Copy out every line in the entries below that includes "ffffff".

SUPPLIED INFORMATION:
— Start —

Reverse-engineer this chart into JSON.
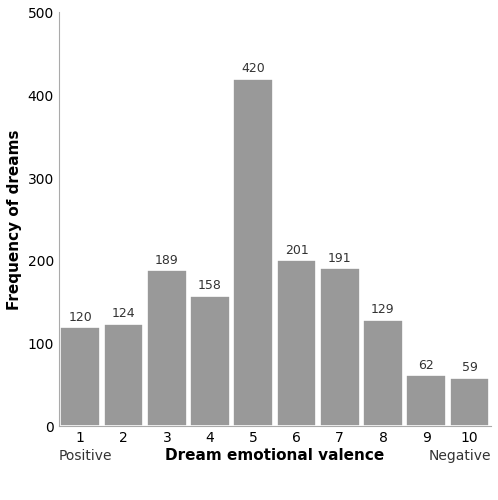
{
  "categories": [
    1,
    2,
    3,
    4,
    5,
    6,
    7,
    8,
    9,
    10
  ],
  "values": [
    120,
    124,
    189,
    158,
    420,
    201,
    191,
    129,
    62,
    59
  ],
  "bar_color": "#999999",
  "bar_edgecolor": "#ffffff",
  "ylabel": "Frequency of dreams",
  "xlabel": "Dream emotional valence",
  "xlabel_left": "Positive",
  "xlabel_right": "Negative",
  "ylim": [
    0,
    500
  ],
  "yticks": [
    0,
    100,
    200,
    300,
    400,
    500
  ],
  "bar_width": 0.92,
  "annotation_fontsize": 9,
  "axis_label_fontsize": 11,
  "tick_label_fontsize": 10,
  "ylabel_fontsize": 11,
  "background_color": "#ffffff"
}
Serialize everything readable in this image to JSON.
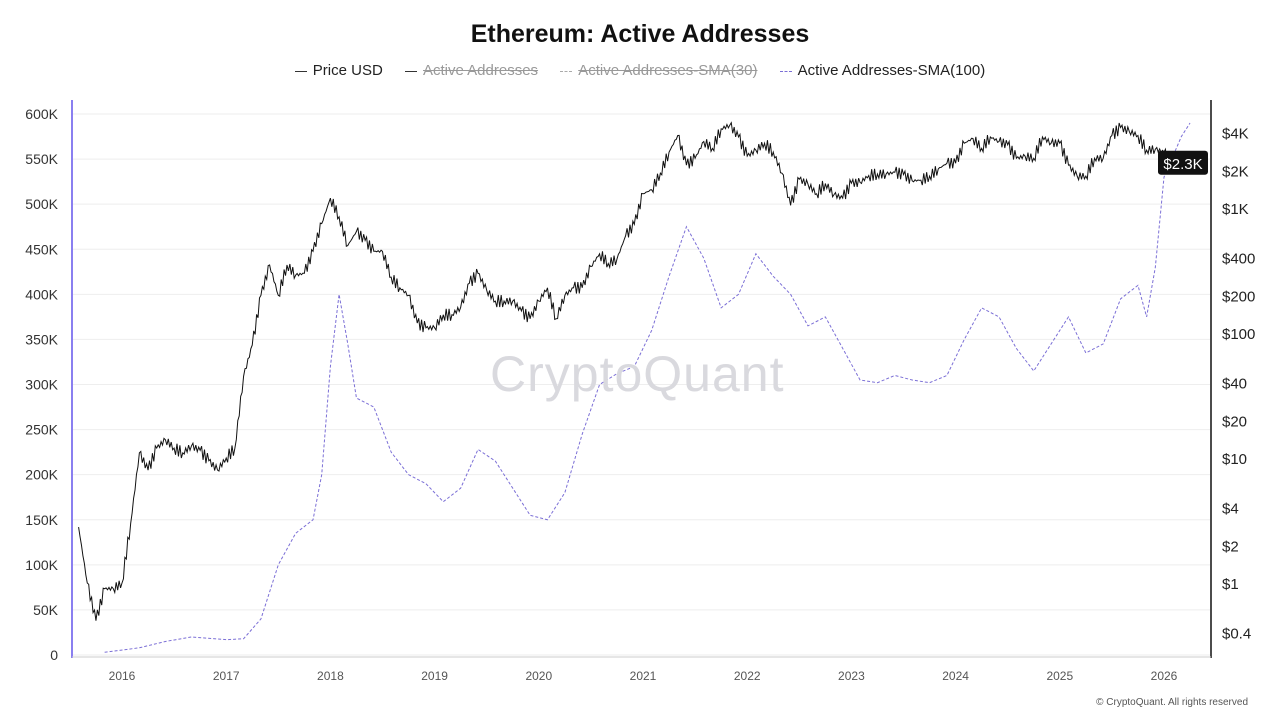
{
  "chart_data": {
    "type": "line",
    "title": "Ethereum: Active Addresses",
    "legend": [
      {
        "label": "Price USD",
        "hidden": false
      },
      {
        "label": "Active Addresses",
        "hidden": true
      },
      {
        "label": "Active Addresses-SMA(30)",
        "hidden": true
      },
      {
        "label": "Active Addresses-SMA(100)",
        "hidden": false
      }
    ],
    "x_ticks": [
      "2016",
      "2017",
      "2018",
      "2019",
      "2020",
      "2021",
      "2022",
      "2023",
      "2024",
      "2025",
      "2026"
    ],
    "left_axis": {
      "ticks": [
        "0",
        "50K",
        "100K",
        "150K",
        "200K",
        "250K",
        "300K",
        "350K",
        "400K",
        "450K",
        "500K",
        "550K",
        "600K"
      ],
      "ylim": [
        0,
        600000
      ]
    },
    "right_axis": {
      "scale": "log",
      "ticks": [
        "$0.4",
        "$1",
        "$2",
        "$4",
        "$10",
        "$20",
        "$40",
        "$100",
        "$200",
        "$400",
        "$1K",
        "$2K",
        "$4K"
      ],
      "current_label": "$2.3K"
    },
    "colors": {
      "price": "#111111",
      "sma100": "#7b6fd6",
      "axis_left": "#8a7ff0"
    },
    "series": [
      {
        "name": "Price USD",
        "axis": "right",
        "points": [
          [
            "2015-08",
            2.8
          ],
          [
            "2015-09",
            1.0
          ],
          [
            "2015-10",
            0.5
          ],
          [
            "2015-11",
            0.9
          ],
          [
            "2015-12",
            0.9
          ],
          [
            "2016-01",
            1.0
          ],
          [
            "2016-02",
            3.0
          ],
          [
            "2016-03",
            11
          ],
          [
            "2016-04",
            8
          ],
          [
            "2016-05",
            12
          ],
          [
            "2016-06",
            14
          ],
          [
            "2016-07",
            12
          ],
          [
            "2016-08",
            11
          ],
          [
            "2016-09",
            12.5
          ],
          [
            "2016-10",
            11.5
          ],
          [
            "2016-11",
            9.5
          ],
          [
            "2016-12",
            8
          ],
          [
            "2017-01",
            10
          ],
          [
            "2017-02",
            12
          ],
          [
            "2017-03",
            45
          ],
          [
            "2017-04",
            80
          ],
          [
            "2017-05",
            200
          ],
          [
            "2017-06",
            350
          ],
          [
            "2017-07",
            200
          ],
          [
            "2017-08",
            350
          ],
          [
            "2017-09",
            290
          ],
          [
            "2017-10",
            300
          ],
          [
            "2017-11",
            450
          ],
          [
            "2017-12",
            750
          ],
          [
            "2018-01",
            1200
          ],
          [
            "2018-02",
            850
          ],
          [
            "2018-03",
            500
          ],
          [
            "2018-04",
            650
          ],
          [
            "2018-05",
            550
          ],
          [
            "2018-06",
            450
          ],
          [
            "2018-07",
            450
          ],
          [
            "2018-08",
            280
          ],
          [
            "2018-09",
            230
          ],
          [
            "2018-10",
            200
          ],
          [
            "2018-11",
            120
          ],
          [
            "2018-12",
            110
          ],
          [
            "2019-01",
            110
          ],
          [
            "2019-02",
            140
          ],
          [
            "2019-03",
            140
          ],
          [
            "2019-04",
            160
          ],
          [
            "2019-05",
            250
          ],
          [
            "2019-06",
            300
          ],
          [
            "2019-07",
            220
          ],
          [
            "2019-08",
            180
          ],
          [
            "2019-09",
            180
          ],
          [
            "2019-10",
            180
          ],
          [
            "2019-11",
            150
          ],
          [
            "2019-12",
            130
          ],
          [
            "2020-01",
            180
          ],
          [
            "2020-02",
            230
          ],
          [
            "2020-03",
            130
          ],
          [
            "2020-04",
            200
          ],
          [
            "2020-05",
            230
          ],
          [
            "2020-06",
            230
          ],
          [
            "2020-07",
            340
          ],
          [
            "2020-08",
            430
          ],
          [
            "2020-09",
            360
          ],
          [
            "2020-10",
            390
          ],
          [
            "2020-11",
            600
          ],
          [
            "2020-12",
            740
          ],
          [
            "2021-01",
            1300
          ],
          [
            "2021-02",
            1400
          ],
          [
            "2021-03",
            1900
          ],
          [
            "2021-04",
            2800
          ],
          [
            "2021-05",
            3800
          ],
          [
            "2021-06",
            2200
          ],
          [
            "2021-07",
            2500
          ],
          [
            "2021-08",
            3400
          ],
          [
            "2021-09",
            3000
          ],
          [
            "2021-10",
            4300
          ],
          [
            "2021-11",
            4600
          ],
          [
            "2021-12",
            3700
          ],
          [
            "2022-01",
            2600
          ],
          [
            "2022-02",
            2900
          ],
          [
            "2022-03",
            3300
          ],
          [
            "2022-04",
            2800
          ],
          [
            "2022-05",
            1900
          ],
          [
            "2022-06",
            1050
          ],
          [
            "2022-07",
            1700
          ],
          [
            "2022-08",
            1550
          ],
          [
            "2022-09",
            1300
          ],
          [
            "2022-10",
            1570
          ],
          [
            "2022-11",
            1280
          ],
          [
            "2022-12",
            1200
          ],
          [
            "2023-01",
            1580
          ],
          [
            "2023-02",
            1600
          ],
          [
            "2023-03",
            1820
          ],
          [
            "2023-04",
            1870
          ],
          [
            "2023-05",
            1870
          ],
          [
            "2023-06",
            1930
          ],
          [
            "2023-07",
            1850
          ],
          [
            "2023-08",
            1650
          ],
          [
            "2023-09",
            1670
          ],
          [
            "2023-10",
            1800
          ],
          [
            "2023-11",
            2050
          ],
          [
            "2023-12",
            2280
          ],
          [
            "2024-01",
            2280
          ],
          [
            "2024-02",
            3300
          ],
          [
            "2024-03",
            3600
          ],
          [
            "2024-04",
            3000
          ],
          [
            "2024-05",
            3700
          ],
          [
            "2024-06",
            3400
          ],
          [
            "2024-07",
            3200
          ],
          [
            "2024-08",
            2500
          ],
          [
            "2024-09",
            2600
          ],
          [
            "2024-10",
            2500
          ],
          [
            "2024-11",
            3700
          ],
          [
            "2024-12",
            3300
          ],
          [
            "2025-01",
            3300
          ],
          [
            "2025-02",
            2200
          ],
          [
            "2025-03",
            1800
          ],
          [
            "2025-04",
            1800
          ],
          [
            "2025-05",
            2500
          ],
          [
            "2025-06",
            2500
          ],
          [
            "2025-07",
            3800
          ],
          [
            "2025-08",
            4400
          ],
          [
            "2025-09",
            4100
          ],
          [
            "2025-10",
            3800
          ],
          [
            "2025-11",
            2900
          ],
          [
            "2025-12",
            2950
          ],
          [
            "2026-01",
            2800
          ],
          [
            "2026-02",
            2000
          ],
          [
            "2026-03",
            2100
          ],
          [
            "2026-04",
            2300
          ]
        ]
      },
      {
        "name": "Active Addresses-SMA(100)",
        "axis": "left",
        "points": [
          [
            "2015-11",
            3000
          ],
          [
            "2016-03",
            8000
          ],
          [
            "2016-06",
            15000
          ],
          [
            "2016-09",
            20000
          ],
          [
            "2017-01",
            17000
          ],
          [
            "2017-03",
            18000
          ],
          [
            "2017-05",
            40000
          ],
          [
            "2017-07",
            100000
          ],
          [
            "2017-09",
            135000
          ],
          [
            "2017-11",
            150000
          ],
          [
            "2017-12",
            200000
          ],
          [
            "2018-01",
            320000
          ],
          [
            "2018-02",
            400000
          ],
          [
            "2018-03",
            345000
          ],
          [
            "2018-04",
            285000
          ],
          [
            "2018-06",
            275000
          ],
          [
            "2018-08",
            225000
          ],
          [
            "2018-10",
            200000
          ],
          [
            "2018-12",
            190000
          ],
          [
            "2019-02",
            170000
          ],
          [
            "2019-04",
            185000
          ],
          [
            "2019-06",
            228000
          ],
          [
            "2019-08",
            215000
          ],
          [
            "2019-10",
            185000
          ],
          [
            "2019-12",
            155000
          ],
          [
            "2020-02",
            150000
          ],
          [
            "2020-04",
            180000
          ],
          [
            "2020-06",
            245000
          ],
          [
            "2020-08",
            300000
          ],
          [
            "2020-10",
            312000
          ],
          [
            "2020-12",
            320000
          ],
          [
            "2021-02",
            360000
          ],
          [
            "2021-04",
            420000
          ],
          [
            "2021-06",
            475000
          ],
          [
            "2021-08",
            440000
          ],
          [
            "2021-10",
            385000
          ],
          [
            "2021-12",
            400000
          ],
          [
            "2022-02",
            445000
          ],
          [
            "2022-04",
            420000
          ],
          [
            "2022-06",
            400000
          ],
          [
            "2022-08",
            365000
          ],
          [
            "2022-10",
            375000
          ],
          [
            "2022-12",
            340000
          ],
          [
            "2023-02",
            305000
          ],
          [
            "2023-04",
            302000
          ],
          [
            "2023-06",
            310000
          ],
          [
            "2023-08",
            305000
          ],
          [
            "2023-10",
            302000
          ],
          [
            "2023-12",
            310000
          ],
          [
            "2024-02",
            350000
          ],
          [
            "2024-04",
            385000
          ],
          [
            "2024-06",
            375000
          ],
          [
            "2024-08",
            340000
          ],
          [
            "2024-10",
            315000
          ],
          [
            "2024-12",
            345000
          ],
          [
            "2025-02",
            375000
          ],
          [
            "2025-04",
            335000
          ],
          [
            "2025-06",
            345000
          ],
          [
            "2025-08",
            395000
          ],
          [
            "2025-10",
            410000
          ],
          [
            "2025-11",
            375000
          ],
          [
            "2025-12",
            430000
          ],
          [
            "2026-01",
            530000
          ],
          [
            "2026-03",
            575000
          ],
          [
            "2026-04",
            590000
          ]
        ]
      }
    ]
  },
  "watermark": "CryptoQuant",
  "footer": "© CryptoQuant. All rights reserved"
}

— End —

RESULT OF THIS EXERCISE:
  "bar_edgecolor": "#ffffff",
  "background_color": "#ffffff"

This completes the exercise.